Extract all lines that hold the string "Esmarch".
┌────────
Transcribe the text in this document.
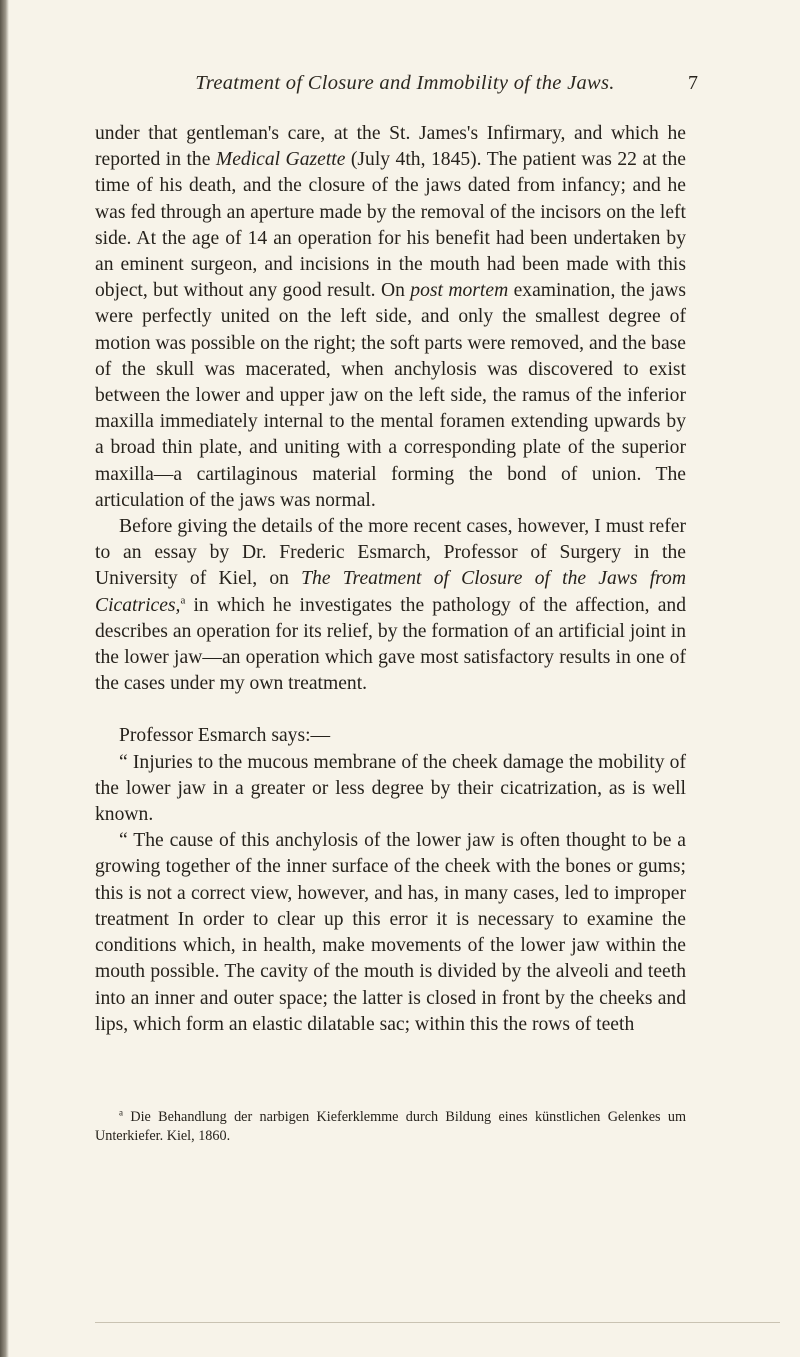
Treatment of Closure and Immobility of the Jaws.	7

under that gentleman's care, at the St. James's Infirmary, and which he reported in the Medical Gazette (July 4th, 1845). The patient was 22 at the time of his death, and the closure of the jaws dated from infancy; and he was fed through an aperture made by the removal of the incisors on the left side. At the age of 14 an operation for his benefit had been undertaken by an eminent surgeon, and incisions in the mouth had been made with this object, but without any good result. On post mortem examination, the jaws were perfectly united on the left side, and only the smallest degree of motion was possible on the right; the soft parts were removed, and the base of the skull was macerated, when anchylosis was discovered to exist between the lower and upper jaw on the left side, the ramus of the inferior maxilla immediately internal to the mental foramen extending upwards by a broad thin plate, and uniting with a corresponding plate of the superior maxilla—a cartilaginous material forming the bond of union. The articulation of the jaws was normal.

Before giving the details of the more recent cases, however, I must refer to an essay by Dr. Frederic Esmarch, Professor of Surgery in the University of Kiel, on The Treatment of Closure of the Jaws from Cicatrices,$^a$ in which he investigates the pathology of the affection, and describes an operation for its relief, by the formation of an artificial joint in the lower jaw—an operation which gave most satisfactory results in one of the cases under my own treatment.

Professor Esmarch says:—

“ Injuries to the mucous membrane of the cheek damage the mobility of the lower jaw in a greater or less degree by their cicatrization, as is well known.

“ The cause of this anchylosis of the lower jaw is often thought to be a growing together of the inner surface of the cheek with the bones or gums; this is not a correct view, however, and has, in many cases, led to improper treatment In order to clear up this error it is necessary to examine the conditions which, in health, make movements of the lower jaw within the mouth possible. The cavity of the mouth is divided by the alveoli and teeth into an inner and outer space; the latter is closed in front by the cheeks and lips, which form an elastic dilatable sac; within this the rows of teeth

$^a$ Die Behandlung der narbigen Kieferklemme durch Bildung eines künstlichen Gelenkes um Unterkiefer. Kiel, 1860.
└────────
◆ **Result of this exercise**
Before giving the details of the more recent cases, however, I must refer to an essay by Dr. Frederic Esmarch, Professor of Surgery in the University of Kiel, on The Treatment of Closure of the Jaws from Cicatrices,$^a$ in which he investigates the pathology of the affection, and describes an operation for its relief, by the formation of an artificial joint in the lower jaw—an operation which gave most satisfactory results in one of the cases under my own treatment.
Professor Esmarch says:—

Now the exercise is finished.